● **GIVEN INFORMATION**
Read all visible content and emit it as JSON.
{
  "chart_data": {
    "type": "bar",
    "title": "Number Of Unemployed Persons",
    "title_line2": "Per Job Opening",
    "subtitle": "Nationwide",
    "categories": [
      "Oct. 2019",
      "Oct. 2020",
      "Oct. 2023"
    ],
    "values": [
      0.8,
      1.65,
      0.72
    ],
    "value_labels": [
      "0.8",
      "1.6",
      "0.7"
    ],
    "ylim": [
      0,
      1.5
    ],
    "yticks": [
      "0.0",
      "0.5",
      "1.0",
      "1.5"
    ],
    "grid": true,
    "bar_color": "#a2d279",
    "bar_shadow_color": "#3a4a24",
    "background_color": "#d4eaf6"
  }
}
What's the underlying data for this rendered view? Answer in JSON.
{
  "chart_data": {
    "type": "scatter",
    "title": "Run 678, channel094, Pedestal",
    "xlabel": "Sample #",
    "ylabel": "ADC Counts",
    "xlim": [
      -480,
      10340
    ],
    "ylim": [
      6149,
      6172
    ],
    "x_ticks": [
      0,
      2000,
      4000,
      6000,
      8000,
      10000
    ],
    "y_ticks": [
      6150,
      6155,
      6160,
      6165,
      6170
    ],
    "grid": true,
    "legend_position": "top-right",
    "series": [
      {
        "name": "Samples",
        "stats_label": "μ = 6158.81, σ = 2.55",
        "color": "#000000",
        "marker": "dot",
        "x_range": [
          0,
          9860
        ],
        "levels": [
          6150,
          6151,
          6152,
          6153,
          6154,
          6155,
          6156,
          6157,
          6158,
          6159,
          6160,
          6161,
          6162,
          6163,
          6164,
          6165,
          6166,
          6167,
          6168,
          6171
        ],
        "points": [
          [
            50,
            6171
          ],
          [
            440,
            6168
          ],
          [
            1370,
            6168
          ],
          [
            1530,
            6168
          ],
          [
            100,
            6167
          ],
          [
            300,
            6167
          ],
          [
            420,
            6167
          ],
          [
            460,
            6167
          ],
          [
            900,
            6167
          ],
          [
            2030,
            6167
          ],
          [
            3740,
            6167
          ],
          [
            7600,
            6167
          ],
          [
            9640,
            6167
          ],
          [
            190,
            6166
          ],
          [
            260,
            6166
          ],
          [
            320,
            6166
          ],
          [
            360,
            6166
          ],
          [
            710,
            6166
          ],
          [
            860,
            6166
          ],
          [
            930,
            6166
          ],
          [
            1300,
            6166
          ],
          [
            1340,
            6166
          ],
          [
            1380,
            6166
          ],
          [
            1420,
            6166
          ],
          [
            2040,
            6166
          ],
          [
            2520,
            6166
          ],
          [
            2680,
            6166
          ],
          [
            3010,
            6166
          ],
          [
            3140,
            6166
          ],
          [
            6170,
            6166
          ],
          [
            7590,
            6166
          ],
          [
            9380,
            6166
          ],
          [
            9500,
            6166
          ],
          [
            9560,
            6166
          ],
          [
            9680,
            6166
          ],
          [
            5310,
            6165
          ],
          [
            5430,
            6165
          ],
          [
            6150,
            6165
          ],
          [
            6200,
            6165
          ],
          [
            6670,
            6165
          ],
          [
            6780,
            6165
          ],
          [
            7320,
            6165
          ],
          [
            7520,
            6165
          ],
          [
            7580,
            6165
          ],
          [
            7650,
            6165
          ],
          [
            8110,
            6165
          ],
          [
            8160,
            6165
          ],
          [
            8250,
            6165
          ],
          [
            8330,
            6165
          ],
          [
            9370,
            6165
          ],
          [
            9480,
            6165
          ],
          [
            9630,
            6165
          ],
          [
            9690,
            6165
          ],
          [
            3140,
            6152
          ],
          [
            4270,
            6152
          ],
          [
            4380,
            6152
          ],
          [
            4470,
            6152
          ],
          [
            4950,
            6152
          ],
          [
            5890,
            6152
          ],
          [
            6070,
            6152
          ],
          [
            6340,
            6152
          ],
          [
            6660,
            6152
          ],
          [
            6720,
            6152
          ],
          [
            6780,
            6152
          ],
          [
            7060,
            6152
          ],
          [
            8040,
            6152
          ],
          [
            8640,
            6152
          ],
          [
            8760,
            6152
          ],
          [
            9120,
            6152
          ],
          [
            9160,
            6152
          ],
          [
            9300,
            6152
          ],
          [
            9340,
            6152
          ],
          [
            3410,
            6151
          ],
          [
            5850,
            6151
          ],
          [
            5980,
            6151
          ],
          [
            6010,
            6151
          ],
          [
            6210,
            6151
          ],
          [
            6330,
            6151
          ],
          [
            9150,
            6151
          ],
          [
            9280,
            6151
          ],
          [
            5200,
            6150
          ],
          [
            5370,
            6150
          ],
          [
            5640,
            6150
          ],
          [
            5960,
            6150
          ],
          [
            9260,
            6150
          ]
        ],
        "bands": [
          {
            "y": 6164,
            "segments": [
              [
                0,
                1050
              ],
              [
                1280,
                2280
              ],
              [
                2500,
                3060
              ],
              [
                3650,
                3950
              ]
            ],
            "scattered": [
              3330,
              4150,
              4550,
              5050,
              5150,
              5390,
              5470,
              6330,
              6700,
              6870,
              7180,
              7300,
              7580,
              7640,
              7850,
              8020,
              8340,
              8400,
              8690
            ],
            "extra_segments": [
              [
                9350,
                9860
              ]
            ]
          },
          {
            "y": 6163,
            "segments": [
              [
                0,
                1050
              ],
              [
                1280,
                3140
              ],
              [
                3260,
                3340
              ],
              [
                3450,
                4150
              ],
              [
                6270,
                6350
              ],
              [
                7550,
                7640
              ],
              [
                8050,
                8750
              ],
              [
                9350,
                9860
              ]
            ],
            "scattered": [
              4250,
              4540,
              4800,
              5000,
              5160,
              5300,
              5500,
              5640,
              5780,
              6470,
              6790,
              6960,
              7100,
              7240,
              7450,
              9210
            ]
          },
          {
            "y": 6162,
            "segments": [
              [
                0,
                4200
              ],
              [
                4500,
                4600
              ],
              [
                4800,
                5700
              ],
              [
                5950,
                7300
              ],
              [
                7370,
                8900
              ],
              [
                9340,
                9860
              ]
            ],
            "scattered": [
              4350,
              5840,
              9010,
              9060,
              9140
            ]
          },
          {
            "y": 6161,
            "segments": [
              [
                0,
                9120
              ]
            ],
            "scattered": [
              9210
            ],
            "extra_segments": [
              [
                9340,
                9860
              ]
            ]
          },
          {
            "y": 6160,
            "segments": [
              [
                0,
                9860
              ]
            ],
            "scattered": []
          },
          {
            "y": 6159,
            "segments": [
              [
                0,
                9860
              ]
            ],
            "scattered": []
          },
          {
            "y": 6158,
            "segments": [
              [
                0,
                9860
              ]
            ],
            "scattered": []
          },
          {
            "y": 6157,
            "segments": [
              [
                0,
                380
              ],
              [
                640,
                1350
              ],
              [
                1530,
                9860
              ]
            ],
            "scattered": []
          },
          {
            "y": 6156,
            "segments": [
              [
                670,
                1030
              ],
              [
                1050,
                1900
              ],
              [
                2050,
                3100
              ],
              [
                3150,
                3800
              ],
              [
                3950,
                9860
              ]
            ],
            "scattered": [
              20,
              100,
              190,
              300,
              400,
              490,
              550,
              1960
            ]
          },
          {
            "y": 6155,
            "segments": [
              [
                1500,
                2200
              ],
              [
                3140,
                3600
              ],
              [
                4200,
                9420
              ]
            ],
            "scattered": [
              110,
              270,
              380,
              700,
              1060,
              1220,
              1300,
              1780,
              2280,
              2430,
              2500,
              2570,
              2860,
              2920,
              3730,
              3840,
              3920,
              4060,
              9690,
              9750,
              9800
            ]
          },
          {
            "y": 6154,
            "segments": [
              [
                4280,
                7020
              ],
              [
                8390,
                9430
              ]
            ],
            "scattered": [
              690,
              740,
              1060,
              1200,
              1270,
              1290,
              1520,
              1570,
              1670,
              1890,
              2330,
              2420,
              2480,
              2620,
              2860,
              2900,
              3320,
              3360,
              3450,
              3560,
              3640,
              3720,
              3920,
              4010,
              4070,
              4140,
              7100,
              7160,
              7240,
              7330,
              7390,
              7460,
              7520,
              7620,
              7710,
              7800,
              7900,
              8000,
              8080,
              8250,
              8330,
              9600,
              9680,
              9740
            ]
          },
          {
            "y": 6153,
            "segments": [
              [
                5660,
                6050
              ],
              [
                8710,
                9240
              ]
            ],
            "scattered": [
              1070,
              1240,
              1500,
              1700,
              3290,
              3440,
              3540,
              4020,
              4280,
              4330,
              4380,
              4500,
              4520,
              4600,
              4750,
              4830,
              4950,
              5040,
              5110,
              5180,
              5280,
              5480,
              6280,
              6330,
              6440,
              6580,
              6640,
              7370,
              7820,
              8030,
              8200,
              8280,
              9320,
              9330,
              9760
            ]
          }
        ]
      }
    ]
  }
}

● **THE REQUEST**
How many of the lines above include the string "JSON"? Answer with the number only.

● **CORRECT OUTPUT**
2